- WORK TO BE COMPLETED: Extract, from the records beneath this instruction, each line that contains the word "text".
*** RECORDS FOR THE TASK ***
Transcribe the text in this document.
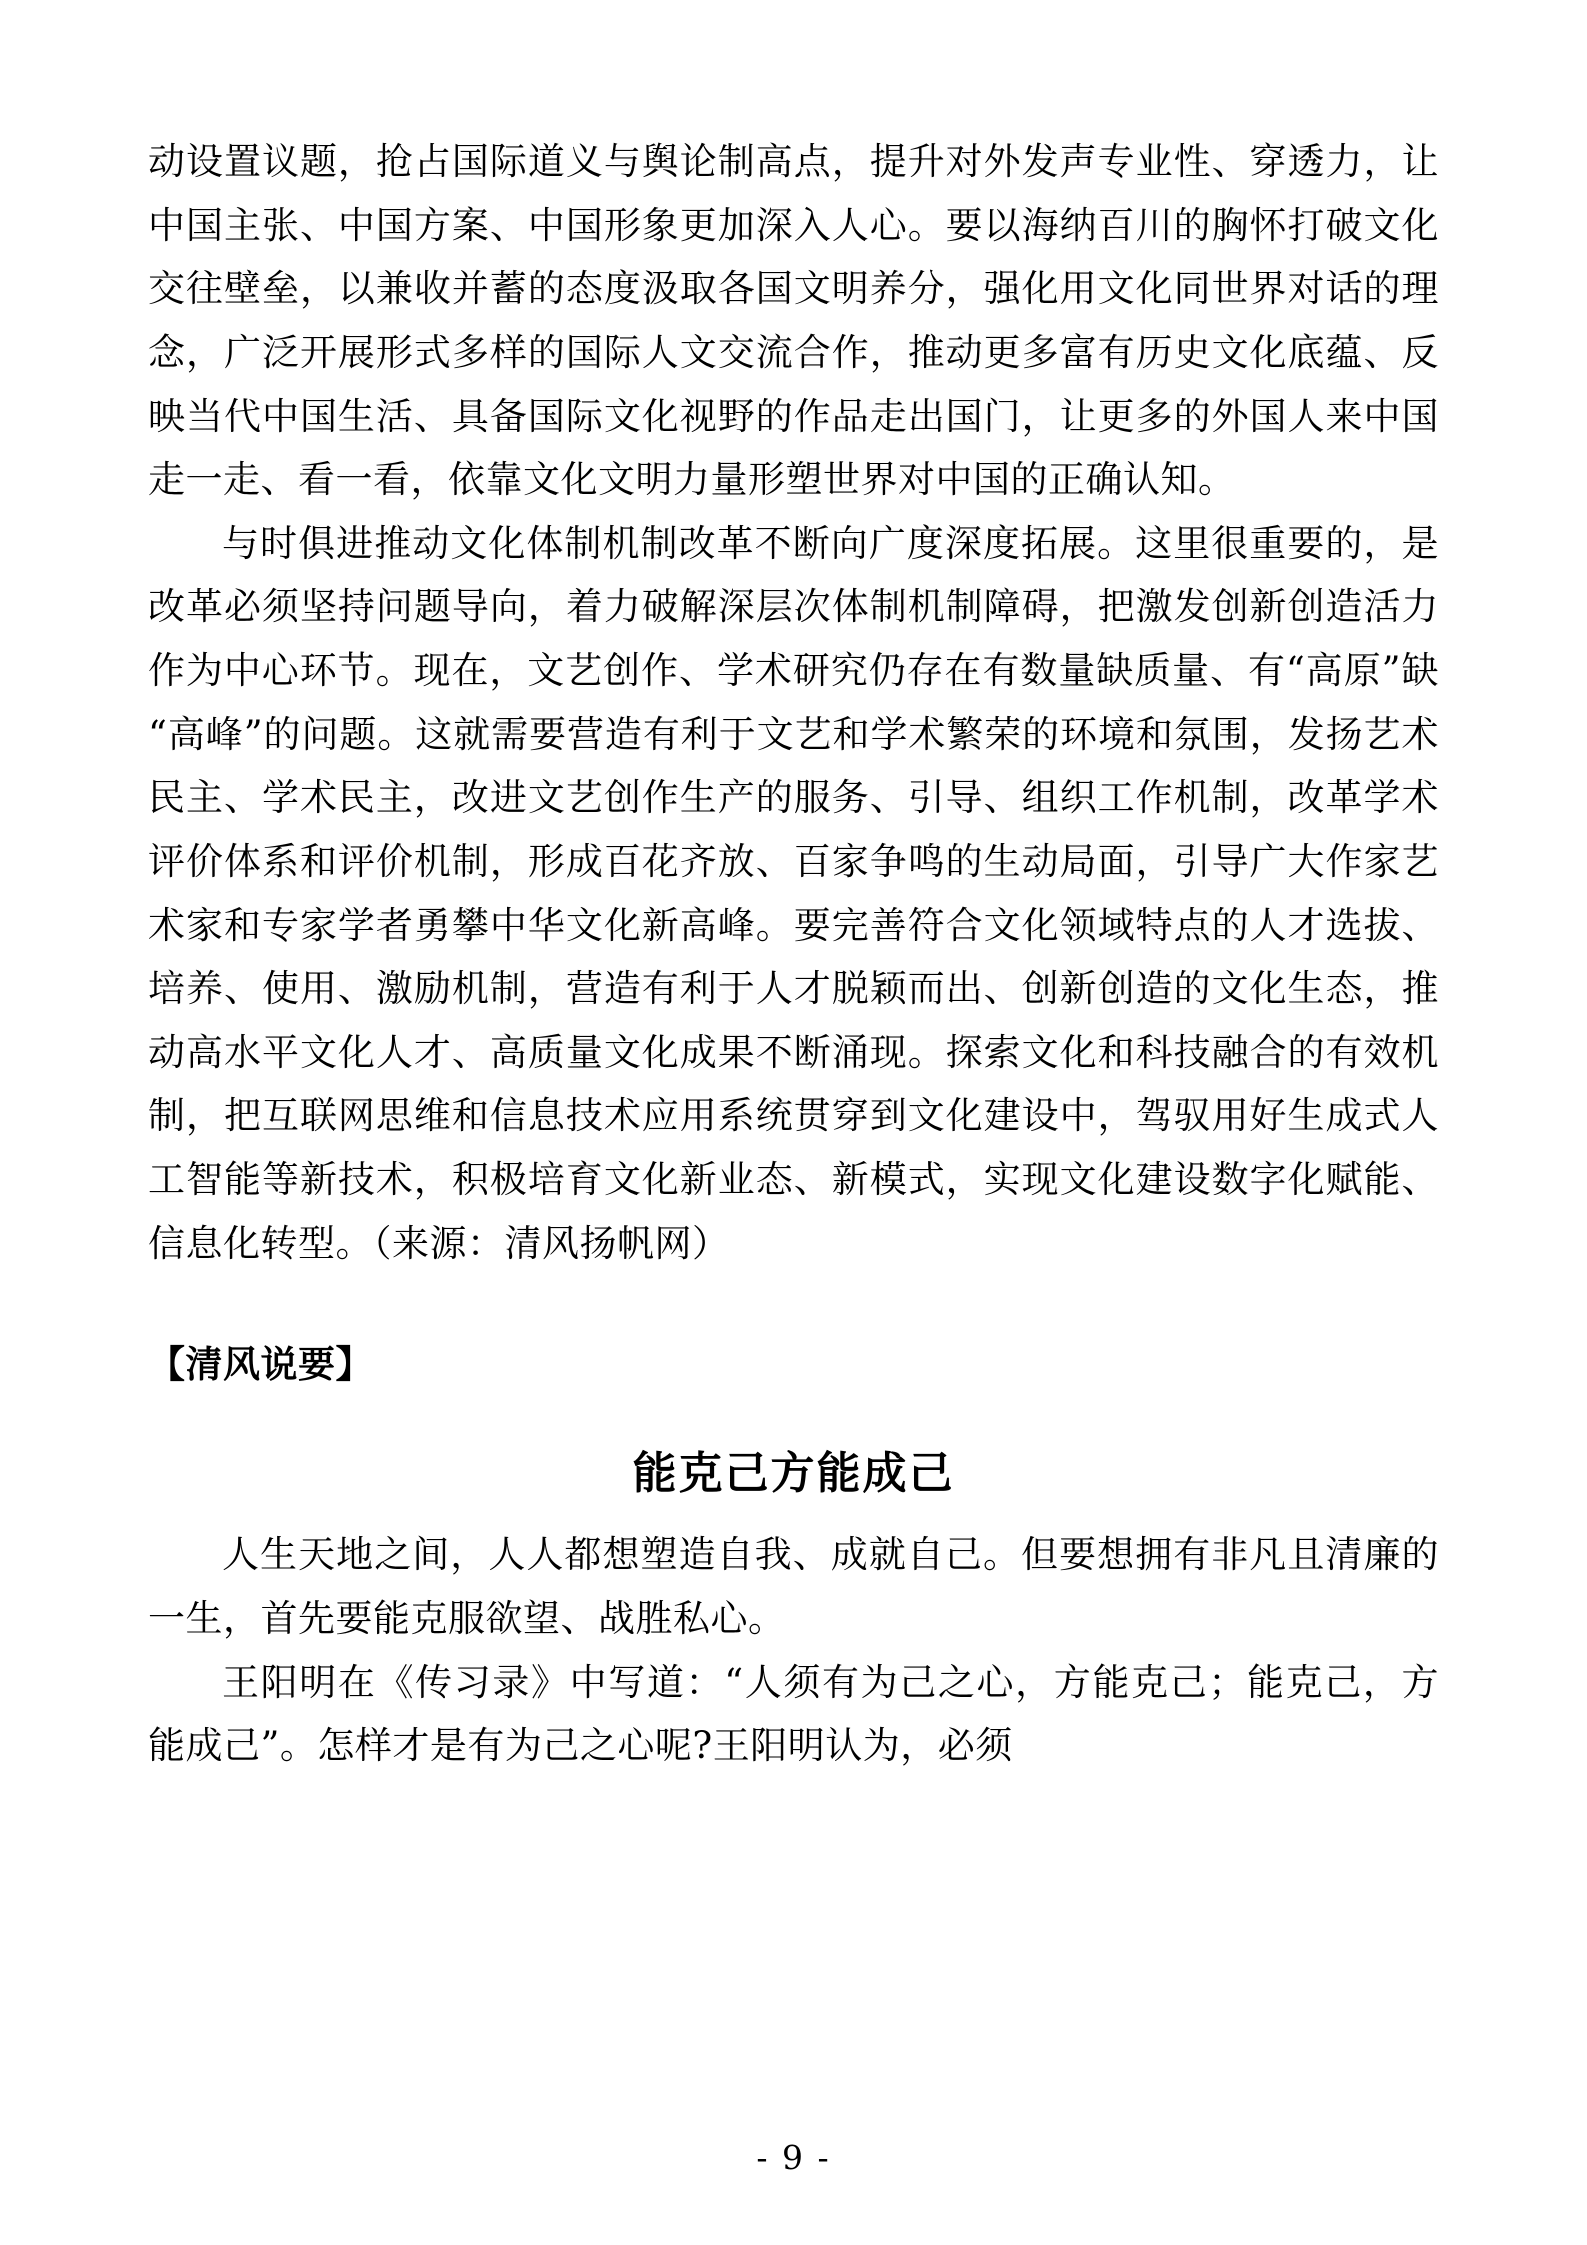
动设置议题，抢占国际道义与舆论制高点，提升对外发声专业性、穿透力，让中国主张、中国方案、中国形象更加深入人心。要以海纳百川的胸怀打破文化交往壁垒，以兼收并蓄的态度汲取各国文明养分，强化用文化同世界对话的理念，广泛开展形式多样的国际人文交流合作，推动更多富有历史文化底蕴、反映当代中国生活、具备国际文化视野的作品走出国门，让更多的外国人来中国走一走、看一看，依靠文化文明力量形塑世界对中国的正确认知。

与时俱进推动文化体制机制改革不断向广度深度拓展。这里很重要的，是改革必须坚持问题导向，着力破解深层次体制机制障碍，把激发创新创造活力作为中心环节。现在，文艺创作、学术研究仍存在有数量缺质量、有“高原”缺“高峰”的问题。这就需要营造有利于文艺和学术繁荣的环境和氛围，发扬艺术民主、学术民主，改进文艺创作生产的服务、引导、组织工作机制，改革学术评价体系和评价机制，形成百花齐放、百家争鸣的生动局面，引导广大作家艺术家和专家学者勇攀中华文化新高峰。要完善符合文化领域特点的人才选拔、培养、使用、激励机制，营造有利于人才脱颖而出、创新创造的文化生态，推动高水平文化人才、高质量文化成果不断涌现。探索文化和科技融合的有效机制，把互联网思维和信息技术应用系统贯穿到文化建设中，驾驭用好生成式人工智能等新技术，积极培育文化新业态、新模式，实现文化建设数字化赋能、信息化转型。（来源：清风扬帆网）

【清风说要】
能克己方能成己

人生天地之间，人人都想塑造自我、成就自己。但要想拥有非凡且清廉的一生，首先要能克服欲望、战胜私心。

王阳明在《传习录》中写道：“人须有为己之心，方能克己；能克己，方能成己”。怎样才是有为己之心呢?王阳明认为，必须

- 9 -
***
*** RECORDS FOR THE TASK ***
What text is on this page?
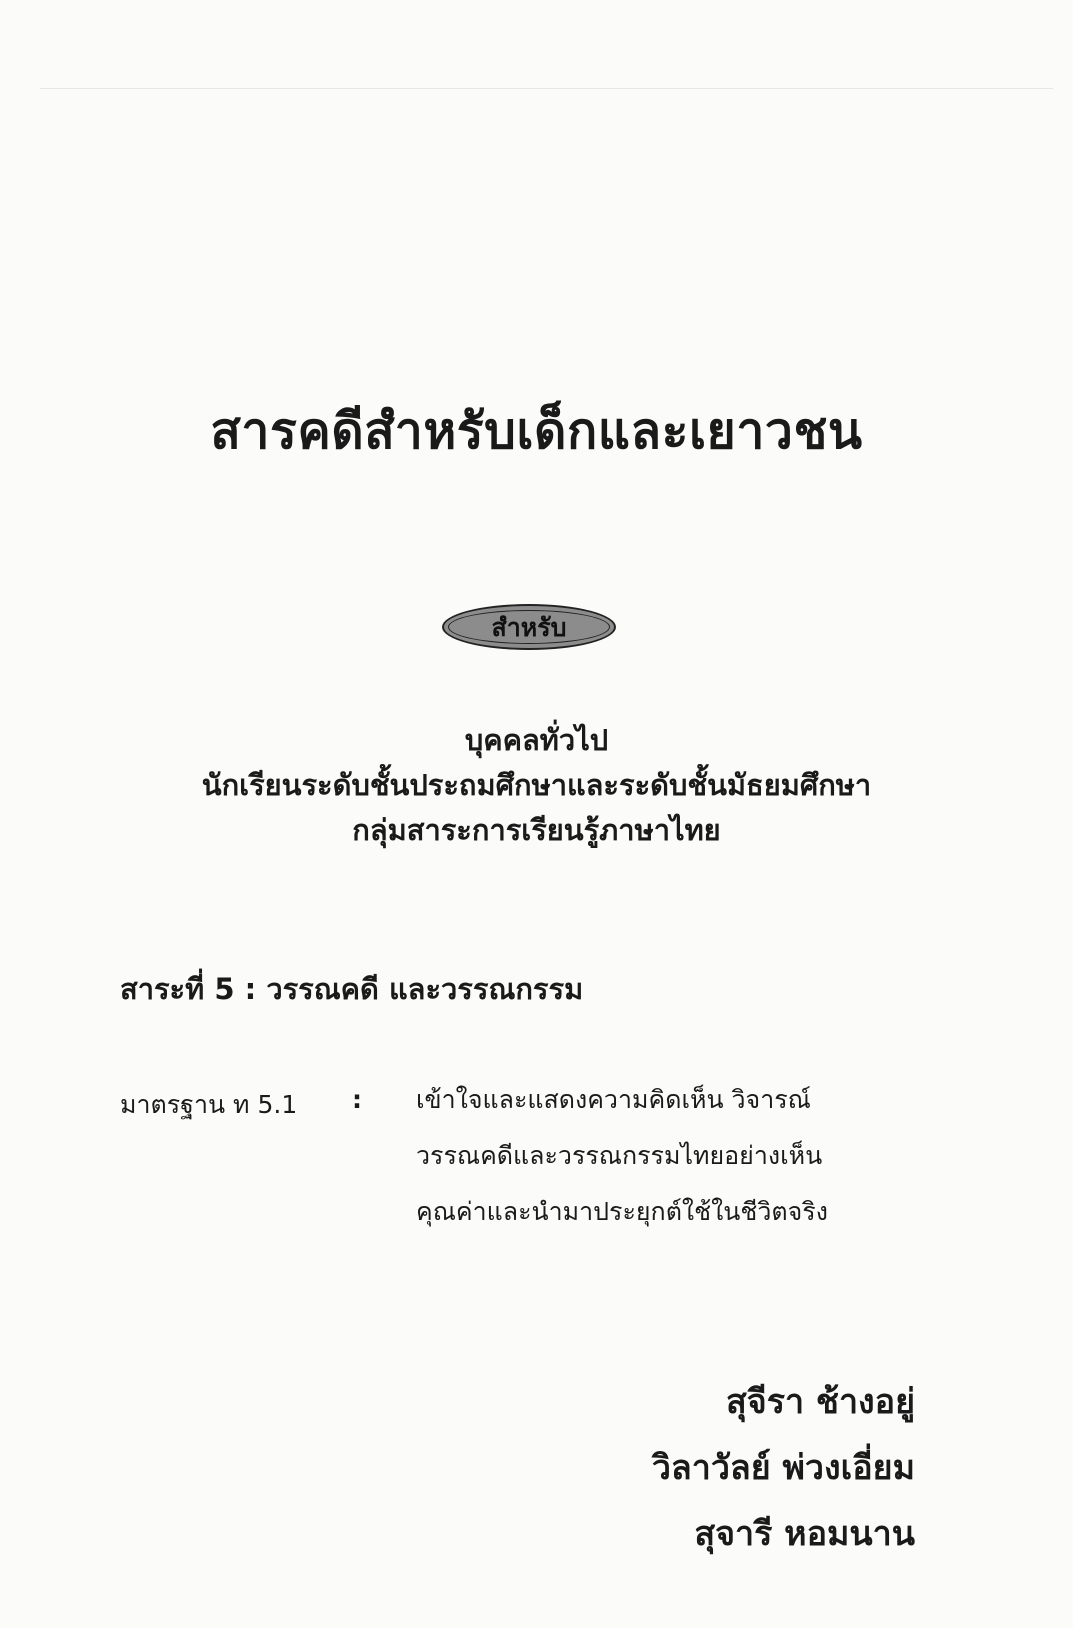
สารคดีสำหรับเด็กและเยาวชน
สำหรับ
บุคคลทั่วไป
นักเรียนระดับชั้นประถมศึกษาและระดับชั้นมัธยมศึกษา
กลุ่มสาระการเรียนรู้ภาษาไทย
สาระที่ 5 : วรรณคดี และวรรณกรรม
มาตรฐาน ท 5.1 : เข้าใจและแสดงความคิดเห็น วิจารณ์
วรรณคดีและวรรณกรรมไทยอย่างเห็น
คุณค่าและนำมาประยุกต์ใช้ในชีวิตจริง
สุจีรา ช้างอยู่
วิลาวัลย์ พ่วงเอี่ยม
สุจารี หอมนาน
***
- PROBLEM SOLUTION:
Transcribe the text in this document.
What text is on this page?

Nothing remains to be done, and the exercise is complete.